■ To be done ■
Please transcribe the listing below in full and word for word, without its pictures.

■ Records to process ■
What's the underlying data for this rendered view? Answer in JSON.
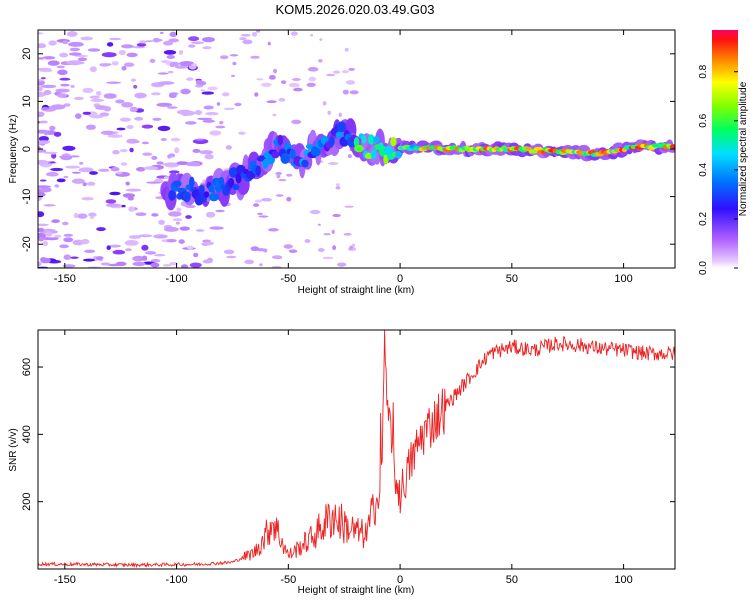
{
  "title": "KOM5.2026.020.03.49.G03",
  "chart_data": [
    {
      "type": "heatmap",
      "title": "KOM5.2026.020.03.49.G03",
      "xlabel": "Height of straight line (km)",
      "ylabel": "Frequency (Hz)",
      "xlim": [
        -162,
        123
      ],
      "ylim": [
        -25,
        25
      ],
      "x_ticks": [
        -150,
        -100,
        -50,
        0,
        50,
        100
      ],
      "y_ticks": [
        -20,
        -10,
        0,
        10,
        20
      ],
      "colorbar": {
        "label": "Normalized spectral amplitude",
        "range": [
          0,
          0.97
        ],
        "ticks": [
          0.0,
          0.2,
          0.4,
          0.6,
          0.8
        ],
        "colormap": "rainbow (light violet to red)"
      },
      "ridge": {
        "x": [
          -100,
          -90,
          -80,
          -70,
          -63,
          -55,
          -45,
          -35,
          -25,
          -15,
          -5,
          0,
          10,
          30,
          50,
          70,
          90,
          95,
          105,
          123
        ],
        "y": [
          -8.5,
          -9,
          -8,
          -6,
          -3,
          1,
          -2,
          1,
          3,
          0.5,
          -0.5,
          0.3,
          0.2,
          0,
          0,
          -0.5,
          -1,
          -0.5,
          0.5,
          0.5
        ]
      }
    },
    {
      "type": "line",
      "xlabel": "Height of straight line (km)",
      "ylabel": "SNR (v/v)",
      "xlim": [
        -162,
        123
      ],
      "ylim": [
        0,
        710
      ],
      "x_ticks": [
        -150,
        -100,
        -50,
        0,
        50,
        100
      ],
      "y_ticks": [
        200,
        400,
        600
      ],
      "series": [
        {
          "color": "#ee2222",
          "x": [
            -162,
            -120,
            -90,
            -75,
            -65,
            -60,
            -57,
            -50,
            -40,
            -30,
            -25,
            -20,
            -15,
            -12,
            -9,
            -8,
            -7,
            -5,
            -3,
            0,
            5,
            10,
            20,
            30,
            40,
            50,
            60,
            70,
            80,
            90,
            100,
            110,
            123
          ],
          "values": [
            15,
            12,
            14,
            20,
            50,
            100,
            145,
            40,
            90,
            160,
            130,
            110,
            100,
            170,
            220,
            300,
            660,
            450,
            300,
            220,
            320,
            400,
            480,
            560,
            640,
            660,
            650,
            670,
            665,
            655,
            650,
            640,
            640
          ]
        }
      ]
    }
  ],
  "labels": {
    "top_xlabel": "Height of straight line (km)",
    "top_ylabel": "Frequency (Hz)",
    "bottom_xlabel": "Height of straight line (km)",
    "bottom_ylabel": "SNR (v/v)",
    "colorbar_label": "Normalized spectral amplitude"
  }
}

■ Completed exercise ■
What's the underlying data for this rendered view? Answer in JSON.
{
  "title": "KOM5.2026.020.03.49.G03",
  "chart_data": [
    {
      "type": "heatmap",
      "title": "KOM5.2026.020.03.49.G03",
      "xlabel": "Height of straight line (km)",
      "ylabel": "Frequency (Hz)",
      "xlim": [
        -162,
        123
      ],
      "ylim": [
        -25,
        25
      ],
      "x_ticks": [
        -150,
        -100,
        -50,
        0,
        50,
        100
      ],
      "y_ticks": [
        -20,
        -10,
        0,
        10,
        20
      ],
      "colorbar": {
        "label": "Normalized spectral amplitude",
        "range": [
          0,
          0.97
        ],
        "ticks": [
          0.0,
          0.2,
          0.4,
          0.6,
          0.8
        ],
        "colormap": "rainbow (light violet to red)"
      },
      "ridge": {
        "x": [
          -100,
          -90,
          -80,
          -70,
          -63,
          -55,
          -45,
          -35,
          -25,
          -15,
          -5,
          0,
          10,
          30,
          50,
          70,
          90,
          95,
          105,
          123
        ],
        "y": [
          -8.5,
          -9,
          -8,
          -6,
          -3,
          1,
          -2,
          1,
          3,
          0.5,
          -0.5,
          0.3,
          0.2,
          0,
          0,
          -0.5,
          -1,
          -0.5,
          0.5,
          0.5
        ]
      }
    },
    {
      "type": "line",
      "xlabel": "Height of straight line (km)",
      "ylabel": "SNR (v/v)",
      "xlim": [
        -162,
        123
      ],
      "ylim": [
        0,
        710
      ],
      "x_ticks": [
        -150,
        -100,
        -50,
        0,
        50,
        100
      ],
      "y_ticks": [
        200,
        400,
        600
      ],
      "series": [
        {
          "color": "#ee2222",
          "x": [
            -162,
            -120,
            -90,
            -75,
            -65,
            -60,
            -57,
            -50,
            -40,
            -30,
            -25,
            -20,
            -15,
            -12,
            -9,
            -8,
            -7,
            -5,
            -3,
            0,
            5,
            10,
            20,
            30,
            40,
            50,
            60,
            70,
            80,
            90,
            100,
            110,
            123
          ],
          "values": [
            15,
            12,
            14,
            20,
            50,
            100,
            145,
            40,
            90,
            160,
            130,
            110,
            100,
            170,
            220,
            300,
            660,
            450,
            300,
            220,
            320,
            400,
            480,
            560,
            640,
            660,
            650,
            670,
            665,
            655,
            650,
            640,
            640
          ]
        }
      ]
    }
  ],
  "labels": {
    "top_xlabel": "Height of straight line (km)",
    "top_ylabel": "Frequency (Hz)",
    "bottom_xlabel": "Height of straight line (km)",
    "bottom_ylabel": "SNR (v/v)",
    "colorbar_label": "Normalized spectral amplitude"
  }
}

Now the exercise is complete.